WHAT NEEDS TO BE DONE: Where a line contains the word "下列说法中正确的是", copy that line in full.

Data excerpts
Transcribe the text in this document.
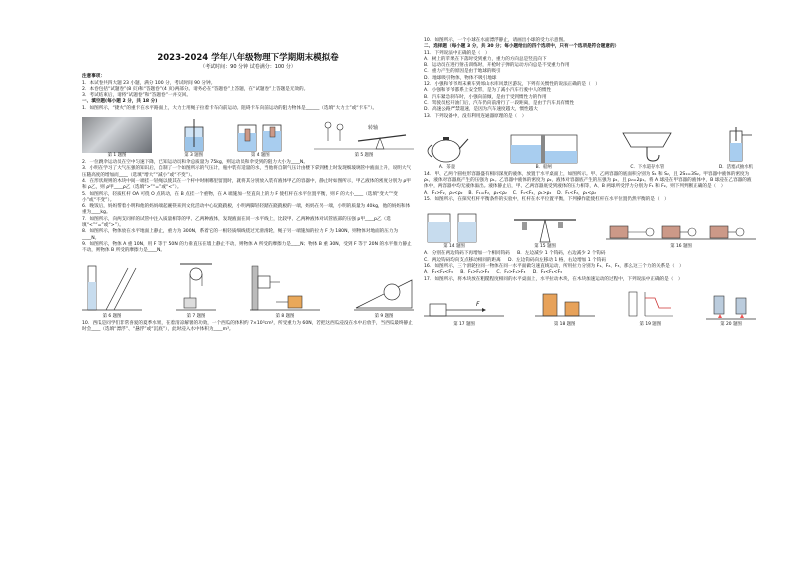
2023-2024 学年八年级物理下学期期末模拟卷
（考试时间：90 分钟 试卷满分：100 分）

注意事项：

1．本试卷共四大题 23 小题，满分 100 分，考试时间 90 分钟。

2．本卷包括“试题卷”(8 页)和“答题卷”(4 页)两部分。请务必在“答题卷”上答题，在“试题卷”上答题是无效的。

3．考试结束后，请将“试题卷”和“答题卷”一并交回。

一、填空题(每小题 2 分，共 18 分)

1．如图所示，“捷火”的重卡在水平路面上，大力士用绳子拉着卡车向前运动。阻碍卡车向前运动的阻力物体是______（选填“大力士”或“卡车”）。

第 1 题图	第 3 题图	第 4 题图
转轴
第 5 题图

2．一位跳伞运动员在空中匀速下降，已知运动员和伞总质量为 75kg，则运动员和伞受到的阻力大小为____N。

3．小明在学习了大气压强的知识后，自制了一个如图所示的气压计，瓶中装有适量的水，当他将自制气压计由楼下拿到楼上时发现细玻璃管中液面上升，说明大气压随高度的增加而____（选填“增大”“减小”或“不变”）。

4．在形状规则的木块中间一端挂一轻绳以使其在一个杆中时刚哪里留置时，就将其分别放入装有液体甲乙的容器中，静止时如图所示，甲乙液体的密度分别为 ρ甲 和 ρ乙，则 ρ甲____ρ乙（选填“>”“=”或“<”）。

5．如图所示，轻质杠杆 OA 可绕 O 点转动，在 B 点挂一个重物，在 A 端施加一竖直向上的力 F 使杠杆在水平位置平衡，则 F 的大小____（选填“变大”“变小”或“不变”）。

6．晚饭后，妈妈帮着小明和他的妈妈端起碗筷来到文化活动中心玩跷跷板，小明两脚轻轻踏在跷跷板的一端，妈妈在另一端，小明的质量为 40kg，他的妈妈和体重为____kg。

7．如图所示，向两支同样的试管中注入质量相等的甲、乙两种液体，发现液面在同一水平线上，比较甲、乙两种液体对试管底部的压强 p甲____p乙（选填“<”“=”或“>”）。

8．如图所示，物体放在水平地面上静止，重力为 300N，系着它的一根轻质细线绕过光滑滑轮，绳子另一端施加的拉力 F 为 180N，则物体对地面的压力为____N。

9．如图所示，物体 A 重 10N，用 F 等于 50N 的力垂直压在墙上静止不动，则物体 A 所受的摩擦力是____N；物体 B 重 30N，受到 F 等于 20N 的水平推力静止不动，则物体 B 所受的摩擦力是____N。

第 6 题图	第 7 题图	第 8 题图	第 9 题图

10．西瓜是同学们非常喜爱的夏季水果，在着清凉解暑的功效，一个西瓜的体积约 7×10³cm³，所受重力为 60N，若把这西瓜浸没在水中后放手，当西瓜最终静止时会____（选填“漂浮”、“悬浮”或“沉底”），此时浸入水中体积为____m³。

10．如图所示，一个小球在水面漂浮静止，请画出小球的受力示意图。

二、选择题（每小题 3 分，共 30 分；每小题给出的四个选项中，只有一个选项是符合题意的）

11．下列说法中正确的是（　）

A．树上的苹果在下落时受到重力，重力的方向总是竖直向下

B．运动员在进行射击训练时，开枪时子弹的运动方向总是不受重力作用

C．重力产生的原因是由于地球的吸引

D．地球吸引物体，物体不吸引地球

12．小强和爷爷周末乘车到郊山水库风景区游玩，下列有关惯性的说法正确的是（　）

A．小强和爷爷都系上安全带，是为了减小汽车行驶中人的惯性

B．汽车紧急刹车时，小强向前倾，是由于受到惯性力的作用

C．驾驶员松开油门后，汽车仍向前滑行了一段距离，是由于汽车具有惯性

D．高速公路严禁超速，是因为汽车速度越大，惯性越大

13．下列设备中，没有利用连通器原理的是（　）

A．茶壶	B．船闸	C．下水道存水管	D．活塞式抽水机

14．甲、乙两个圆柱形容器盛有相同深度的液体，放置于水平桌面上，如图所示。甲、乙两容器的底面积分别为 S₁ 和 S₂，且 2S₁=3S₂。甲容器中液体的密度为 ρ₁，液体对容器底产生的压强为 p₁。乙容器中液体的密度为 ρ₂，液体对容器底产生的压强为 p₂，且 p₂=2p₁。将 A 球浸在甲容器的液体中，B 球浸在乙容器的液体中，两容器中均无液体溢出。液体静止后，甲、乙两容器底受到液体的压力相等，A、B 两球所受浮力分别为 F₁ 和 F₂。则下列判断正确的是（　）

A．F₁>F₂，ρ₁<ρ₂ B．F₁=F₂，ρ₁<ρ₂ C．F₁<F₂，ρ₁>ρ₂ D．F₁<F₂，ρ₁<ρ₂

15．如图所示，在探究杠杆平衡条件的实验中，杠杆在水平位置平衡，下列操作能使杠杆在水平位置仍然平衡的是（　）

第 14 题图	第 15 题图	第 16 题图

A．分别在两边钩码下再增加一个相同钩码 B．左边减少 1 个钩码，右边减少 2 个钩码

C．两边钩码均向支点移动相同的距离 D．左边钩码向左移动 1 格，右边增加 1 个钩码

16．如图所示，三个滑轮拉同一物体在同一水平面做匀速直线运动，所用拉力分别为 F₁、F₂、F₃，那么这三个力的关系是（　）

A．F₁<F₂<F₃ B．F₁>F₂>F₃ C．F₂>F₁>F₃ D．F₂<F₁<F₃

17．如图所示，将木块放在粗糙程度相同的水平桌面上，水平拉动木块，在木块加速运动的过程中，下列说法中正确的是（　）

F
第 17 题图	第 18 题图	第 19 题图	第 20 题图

WRITTEN RESPONSE:
11．下列说法中正确的是（　）
17．如图所示，将木块放在粗糙程度相同的水平桌面上，水平拉动木块，在木块加速运动的过程中，下列说法中正确的是（　）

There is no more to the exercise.